| PROBLEM REQUIREMENTS |
Retype all of the data exactly as given.

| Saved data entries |

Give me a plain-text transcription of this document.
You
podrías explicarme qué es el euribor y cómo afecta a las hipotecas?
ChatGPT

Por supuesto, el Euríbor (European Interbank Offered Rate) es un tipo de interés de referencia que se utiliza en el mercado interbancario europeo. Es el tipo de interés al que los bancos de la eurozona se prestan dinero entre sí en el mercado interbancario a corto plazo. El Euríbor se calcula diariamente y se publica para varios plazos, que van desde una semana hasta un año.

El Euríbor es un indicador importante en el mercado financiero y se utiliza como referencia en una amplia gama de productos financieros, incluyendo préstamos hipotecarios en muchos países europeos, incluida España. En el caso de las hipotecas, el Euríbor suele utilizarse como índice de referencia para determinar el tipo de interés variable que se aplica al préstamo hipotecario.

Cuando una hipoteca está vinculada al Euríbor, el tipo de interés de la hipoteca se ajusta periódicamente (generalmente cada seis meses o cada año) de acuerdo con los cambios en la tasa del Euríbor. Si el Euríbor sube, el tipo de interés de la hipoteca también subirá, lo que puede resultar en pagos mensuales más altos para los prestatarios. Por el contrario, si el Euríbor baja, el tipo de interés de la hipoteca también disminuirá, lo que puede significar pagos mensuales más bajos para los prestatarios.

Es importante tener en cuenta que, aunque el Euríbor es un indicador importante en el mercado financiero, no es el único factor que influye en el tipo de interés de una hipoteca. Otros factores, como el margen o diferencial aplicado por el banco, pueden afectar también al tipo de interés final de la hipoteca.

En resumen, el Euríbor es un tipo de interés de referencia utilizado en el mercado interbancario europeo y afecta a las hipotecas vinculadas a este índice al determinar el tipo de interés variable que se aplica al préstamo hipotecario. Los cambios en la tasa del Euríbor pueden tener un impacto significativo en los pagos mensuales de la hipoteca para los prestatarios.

| OUTPUT |
Give me a plain-text transcription of this document.
You
podrías explicarme qué es el euribor y cómo afecta a las hipotecas?
ChatGPT

Por supuesto, el Euríbor (European Interbank Offered Rate) es un tipo de interés de referencia que se utiliza en el mercado interbancario europeo. Es el tipo de interés al que los bancos de la eurozona se prestan dinero entre sí en el mercado interbancario a corto plazo. El Euríbor se calcula diariamente y se publica para varios plazos, que van desde una semana hasta un año.

El Euríbor es un indicador importante en el mercado financiero y se utiliza como referencia en una amplia gama de productos financieros, incluyendo préstamos hipotecarios en muchos países europeos, incluida España. En el caso de las hipotecas, el Euríbor suele utilizarse como índice de referencia para determinar el tipo de interés variable que se aplica al préstamo hipotecario.

Cuando una hipoteca está vinculada al Euríbor, el tipo de interés de la hipoteca se ajusta periódicamente (generalmente cada seis meses o cada año) de acuerdo con los cambios en la tasa del Euríbor. Si el Euríbor sube, el tipo de interés de la hipoteca también subirá, lo que puede resultar en pagos mensuales más altos para los prestatarios. Por el contrario, si el Euríbor baja, el tipo de interés de la hipoteca también disminuirá, lo que puede significar pagos mensuales más bajos para los prestatarios.

Es importante tener en cuenta que, aunque el Euríbor es un indicador importante en el mercado financiero, no es el único factor que influye en el tipo de interés de una hipoteca. Otros factores, como el margen o diferencial aplicado por el banco, pueden afectar también al tipo de interés final de la hipoteca.

En resumen, el Euríbor es un tipo de interés de referencia utilizado en el mercado interbancario europeo y afecta a las hipotecas vinculadas a este índice al determinar el tipo de interés variable que se aplica al préstamo hipotecario. Los cambios en la tasa del Euríbor pueden tener un impacto significativo en los pagos mensuales de la hipoteca para los prestatarios.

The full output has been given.